= Problem requirements =
Rewrite the material from its start up to and including the line with "error-bar-low xyxy=(446,347,451,350)", changing "data-point" to "plotted-point" and leaving everything else unchanged.

[Stored data]
□ □ □ □ □ □ □

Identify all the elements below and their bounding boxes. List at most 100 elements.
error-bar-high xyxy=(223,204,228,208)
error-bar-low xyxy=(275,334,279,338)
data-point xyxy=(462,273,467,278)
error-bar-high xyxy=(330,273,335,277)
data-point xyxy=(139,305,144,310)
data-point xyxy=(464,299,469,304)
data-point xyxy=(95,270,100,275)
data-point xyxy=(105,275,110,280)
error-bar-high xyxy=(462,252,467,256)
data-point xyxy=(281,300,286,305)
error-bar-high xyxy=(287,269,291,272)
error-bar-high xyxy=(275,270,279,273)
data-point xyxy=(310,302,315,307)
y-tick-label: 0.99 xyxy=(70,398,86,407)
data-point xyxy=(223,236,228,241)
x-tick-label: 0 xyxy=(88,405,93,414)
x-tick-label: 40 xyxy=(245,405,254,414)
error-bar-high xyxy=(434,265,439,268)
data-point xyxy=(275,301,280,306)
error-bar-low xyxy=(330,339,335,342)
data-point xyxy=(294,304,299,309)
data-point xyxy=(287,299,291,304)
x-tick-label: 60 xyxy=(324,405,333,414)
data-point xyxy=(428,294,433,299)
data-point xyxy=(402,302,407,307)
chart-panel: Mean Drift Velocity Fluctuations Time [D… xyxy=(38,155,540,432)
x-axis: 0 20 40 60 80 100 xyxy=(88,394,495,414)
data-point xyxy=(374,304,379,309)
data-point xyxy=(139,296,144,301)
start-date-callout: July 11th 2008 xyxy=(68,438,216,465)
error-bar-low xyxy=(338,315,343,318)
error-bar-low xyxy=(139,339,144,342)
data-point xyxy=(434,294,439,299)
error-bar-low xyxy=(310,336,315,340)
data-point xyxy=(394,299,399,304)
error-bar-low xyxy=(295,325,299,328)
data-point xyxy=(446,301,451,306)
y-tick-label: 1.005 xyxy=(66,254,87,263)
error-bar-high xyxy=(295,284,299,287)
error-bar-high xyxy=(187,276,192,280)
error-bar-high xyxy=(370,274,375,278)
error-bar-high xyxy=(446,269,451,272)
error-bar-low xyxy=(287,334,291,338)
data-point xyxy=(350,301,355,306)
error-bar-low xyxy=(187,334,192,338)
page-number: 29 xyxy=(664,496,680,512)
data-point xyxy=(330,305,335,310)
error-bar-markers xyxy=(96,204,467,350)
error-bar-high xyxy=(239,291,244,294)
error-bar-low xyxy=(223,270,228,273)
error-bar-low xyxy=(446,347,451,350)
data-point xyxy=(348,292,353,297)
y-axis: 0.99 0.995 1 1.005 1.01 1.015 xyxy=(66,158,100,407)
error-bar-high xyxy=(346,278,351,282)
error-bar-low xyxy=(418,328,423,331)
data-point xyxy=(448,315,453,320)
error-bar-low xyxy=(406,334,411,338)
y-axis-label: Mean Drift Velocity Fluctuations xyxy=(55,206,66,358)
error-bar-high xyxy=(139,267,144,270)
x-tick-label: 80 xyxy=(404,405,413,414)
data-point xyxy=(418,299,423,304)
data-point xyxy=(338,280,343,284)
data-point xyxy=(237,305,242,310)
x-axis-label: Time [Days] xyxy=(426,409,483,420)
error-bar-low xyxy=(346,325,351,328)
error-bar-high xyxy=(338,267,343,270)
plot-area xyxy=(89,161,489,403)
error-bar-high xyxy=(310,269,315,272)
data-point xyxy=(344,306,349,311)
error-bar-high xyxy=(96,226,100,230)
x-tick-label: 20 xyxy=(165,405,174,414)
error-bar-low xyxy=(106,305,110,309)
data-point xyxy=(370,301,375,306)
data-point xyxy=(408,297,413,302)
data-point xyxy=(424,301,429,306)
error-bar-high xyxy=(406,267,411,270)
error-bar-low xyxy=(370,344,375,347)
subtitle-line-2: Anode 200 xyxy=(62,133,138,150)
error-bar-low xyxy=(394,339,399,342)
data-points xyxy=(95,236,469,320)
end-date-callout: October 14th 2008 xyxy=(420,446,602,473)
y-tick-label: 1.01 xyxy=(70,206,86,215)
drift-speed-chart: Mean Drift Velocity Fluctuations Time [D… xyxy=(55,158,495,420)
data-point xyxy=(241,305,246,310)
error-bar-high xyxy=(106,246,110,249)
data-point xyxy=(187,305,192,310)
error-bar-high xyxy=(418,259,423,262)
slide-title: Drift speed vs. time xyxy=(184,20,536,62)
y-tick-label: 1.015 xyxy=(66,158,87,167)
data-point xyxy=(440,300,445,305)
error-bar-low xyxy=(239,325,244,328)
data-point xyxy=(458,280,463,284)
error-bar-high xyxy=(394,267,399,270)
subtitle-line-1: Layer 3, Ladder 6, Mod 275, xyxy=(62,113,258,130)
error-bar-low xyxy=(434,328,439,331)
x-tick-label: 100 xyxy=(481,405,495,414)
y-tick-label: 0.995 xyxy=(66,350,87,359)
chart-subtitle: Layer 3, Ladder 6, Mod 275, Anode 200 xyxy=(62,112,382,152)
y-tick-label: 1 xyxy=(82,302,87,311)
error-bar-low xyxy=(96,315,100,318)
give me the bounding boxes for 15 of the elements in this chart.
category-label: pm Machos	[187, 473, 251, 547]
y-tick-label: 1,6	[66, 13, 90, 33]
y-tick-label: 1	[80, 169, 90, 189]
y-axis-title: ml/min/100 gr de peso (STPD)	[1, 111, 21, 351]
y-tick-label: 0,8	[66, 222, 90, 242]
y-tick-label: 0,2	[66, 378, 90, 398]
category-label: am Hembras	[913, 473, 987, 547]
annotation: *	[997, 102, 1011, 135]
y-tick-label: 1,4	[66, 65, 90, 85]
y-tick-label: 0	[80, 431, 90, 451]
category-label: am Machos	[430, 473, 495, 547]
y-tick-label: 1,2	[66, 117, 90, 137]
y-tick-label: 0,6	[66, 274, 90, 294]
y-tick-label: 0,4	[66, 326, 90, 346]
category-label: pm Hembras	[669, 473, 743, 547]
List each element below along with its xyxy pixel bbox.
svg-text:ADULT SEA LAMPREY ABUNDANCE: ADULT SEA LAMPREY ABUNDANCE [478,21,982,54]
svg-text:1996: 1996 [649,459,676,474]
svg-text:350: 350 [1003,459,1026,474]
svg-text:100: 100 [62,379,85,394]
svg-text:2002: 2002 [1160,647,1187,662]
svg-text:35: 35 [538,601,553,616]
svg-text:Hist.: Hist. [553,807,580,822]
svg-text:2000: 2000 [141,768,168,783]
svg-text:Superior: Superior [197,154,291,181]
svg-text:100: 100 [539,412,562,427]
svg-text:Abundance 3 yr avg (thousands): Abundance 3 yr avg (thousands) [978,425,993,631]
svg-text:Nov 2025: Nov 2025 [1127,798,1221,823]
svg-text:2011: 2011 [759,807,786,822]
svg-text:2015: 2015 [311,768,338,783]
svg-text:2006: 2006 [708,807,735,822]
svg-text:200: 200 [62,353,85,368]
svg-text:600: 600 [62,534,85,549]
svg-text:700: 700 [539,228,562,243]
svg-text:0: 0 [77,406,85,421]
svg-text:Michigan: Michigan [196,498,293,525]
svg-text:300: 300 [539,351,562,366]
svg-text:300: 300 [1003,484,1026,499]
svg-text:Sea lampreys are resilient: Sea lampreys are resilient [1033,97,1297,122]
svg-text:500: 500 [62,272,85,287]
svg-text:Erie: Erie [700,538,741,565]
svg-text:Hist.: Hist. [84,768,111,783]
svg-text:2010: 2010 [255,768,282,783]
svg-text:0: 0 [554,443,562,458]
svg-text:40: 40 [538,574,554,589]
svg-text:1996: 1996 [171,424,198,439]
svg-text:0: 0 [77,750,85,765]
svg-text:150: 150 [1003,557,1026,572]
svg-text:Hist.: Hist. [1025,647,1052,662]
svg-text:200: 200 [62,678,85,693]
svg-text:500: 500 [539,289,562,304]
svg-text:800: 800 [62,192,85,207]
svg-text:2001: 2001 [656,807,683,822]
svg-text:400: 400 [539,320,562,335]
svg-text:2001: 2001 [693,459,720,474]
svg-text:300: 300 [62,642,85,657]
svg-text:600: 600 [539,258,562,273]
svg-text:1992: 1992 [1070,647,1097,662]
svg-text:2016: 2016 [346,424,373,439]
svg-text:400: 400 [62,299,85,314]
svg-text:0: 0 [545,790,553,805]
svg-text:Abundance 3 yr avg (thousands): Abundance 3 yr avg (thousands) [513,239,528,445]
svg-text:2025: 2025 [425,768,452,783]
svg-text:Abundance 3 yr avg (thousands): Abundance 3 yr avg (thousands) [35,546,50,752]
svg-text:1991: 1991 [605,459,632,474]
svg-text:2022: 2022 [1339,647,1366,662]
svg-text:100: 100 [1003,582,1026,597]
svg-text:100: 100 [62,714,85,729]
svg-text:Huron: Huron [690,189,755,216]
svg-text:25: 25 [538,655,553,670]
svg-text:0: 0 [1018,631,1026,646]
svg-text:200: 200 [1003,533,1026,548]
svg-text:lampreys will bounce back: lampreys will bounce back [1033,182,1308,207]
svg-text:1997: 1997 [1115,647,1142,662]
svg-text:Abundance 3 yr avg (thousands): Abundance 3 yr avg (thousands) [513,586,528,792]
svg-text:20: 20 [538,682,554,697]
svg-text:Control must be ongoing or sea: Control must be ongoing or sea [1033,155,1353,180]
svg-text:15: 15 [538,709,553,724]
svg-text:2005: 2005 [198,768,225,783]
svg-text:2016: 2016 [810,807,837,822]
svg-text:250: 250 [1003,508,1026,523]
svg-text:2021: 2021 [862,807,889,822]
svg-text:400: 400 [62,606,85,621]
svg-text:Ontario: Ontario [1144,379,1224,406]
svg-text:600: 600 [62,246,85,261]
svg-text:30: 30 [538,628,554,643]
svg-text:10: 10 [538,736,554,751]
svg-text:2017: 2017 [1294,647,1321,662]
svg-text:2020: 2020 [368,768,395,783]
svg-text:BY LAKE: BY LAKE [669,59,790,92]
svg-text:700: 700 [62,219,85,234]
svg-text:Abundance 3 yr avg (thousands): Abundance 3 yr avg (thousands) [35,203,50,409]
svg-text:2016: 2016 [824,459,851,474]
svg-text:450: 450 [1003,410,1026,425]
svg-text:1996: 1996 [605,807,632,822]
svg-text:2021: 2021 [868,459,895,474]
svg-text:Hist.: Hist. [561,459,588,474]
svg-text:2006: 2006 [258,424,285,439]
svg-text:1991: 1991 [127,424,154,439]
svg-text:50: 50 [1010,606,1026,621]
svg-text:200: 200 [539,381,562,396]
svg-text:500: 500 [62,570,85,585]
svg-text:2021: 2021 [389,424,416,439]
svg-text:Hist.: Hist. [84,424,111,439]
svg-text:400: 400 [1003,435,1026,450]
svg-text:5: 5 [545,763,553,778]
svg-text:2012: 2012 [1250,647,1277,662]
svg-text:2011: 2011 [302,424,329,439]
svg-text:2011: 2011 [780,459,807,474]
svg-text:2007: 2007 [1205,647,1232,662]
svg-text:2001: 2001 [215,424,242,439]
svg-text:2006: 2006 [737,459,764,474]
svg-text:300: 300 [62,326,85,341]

□ □ □ □ □ □ □

= The answer =
Identify all the elements below and their bounding boxes. List at most 100 elements.
error-bar-high xyxy=(223,204,228,208)
error-bar-low xyxy=(275,334,279,338)
plotted-point xyxy=(462,273,467,278)
error-bar-high xyxy=(330,273,335,277)
plotted-point xyxy=(139,305,144,310)
plotted-point xyxy=(464,299,469,304)
plotted-point xyxy=(95,270,100,275)
plotted-point xyxy=(105,275,110,280)
error-bar-high xyxy=(462,252,467,256)
plotted-point xyxy=(281,300,286,305)
error-bar-high xyxy=(287,269,291,272)
error-bar-high xyxy=(275,270,279,273)
plotted-point xyxy=(310,302,315,307)
y-tick-label: 0.99 xyxy=(70,398,86,407)
plotted-point xyxy=(223,236,228,241)
x-tick-label: 0 xyxy=(88,405,93,414)
x-tick-label: 40 xyxy=(245,405,254,414)
error-bar-high xyxy=(434,265,439,268)
plotted-point xyxy=(275,301,280,306)
error-bar-low xyxy=(330,339,335,342)
plotted-point xyxy=(294,304,299,309)
plotted-point xyxy=(287,299,291,304)
x-tick-label: 60 xyxy=(324,405,333,414)
plotted-point xyxy=(428,294,433,299)
plotted-point xyxy=(402,302,407,307)
chart-panel: Mean Drift Velocity Fluctuations Time [D… xyxy=(38,155,540,432)
x-axis: 0 20 40 60 80 100 xyxy=(88,394,495,414)
plotted-point xyxy=(374,304,379,309)
plotted-point xyxy=(139,296,144,301)
start-date-callout: July 11th 2008 xyxy=(68,438,216,465)
error-bar-low xyxy=(338,315,343,318)
error-bar-low xyxy=(139,339,144,342)
plotted-point xyxy=(434,294,439,299)
error-bar-low xyxy=(310,336,315,340)
plotted-point xyxy=(394,299,399,304)
error-bar-low xyxy=(295,325,299,328)
plotted-point xyxy=(446,301,451,306)
y-tick-label: 1.005 xyxy=(66,254,87,263)
error-bar-high xyxy=(295,284,299,287)
error-bar-high xyxy=(187,276,192,280)
error-bar-high xyxy=(370,274,375,278)
error-bar-high xyxy=(446,269,451,272)
error-bar-low xyxy=(287,334,291,338)
plotted-point xyxy=(350,301,355,306)
error-bar-low xyxy=(187,334,192,338)
page-number: 29 xyxy=(664,496,680,512)
plotted-point xyxy=(330,305,335,310)
error-bar-markers xyxy=(96,204,467,350)
error-bar-high xyxy=(239,291,244,294)
error-bar-low xyxy=(223,270,228,273)
error-bar-low xyxy=(446,347,451,350)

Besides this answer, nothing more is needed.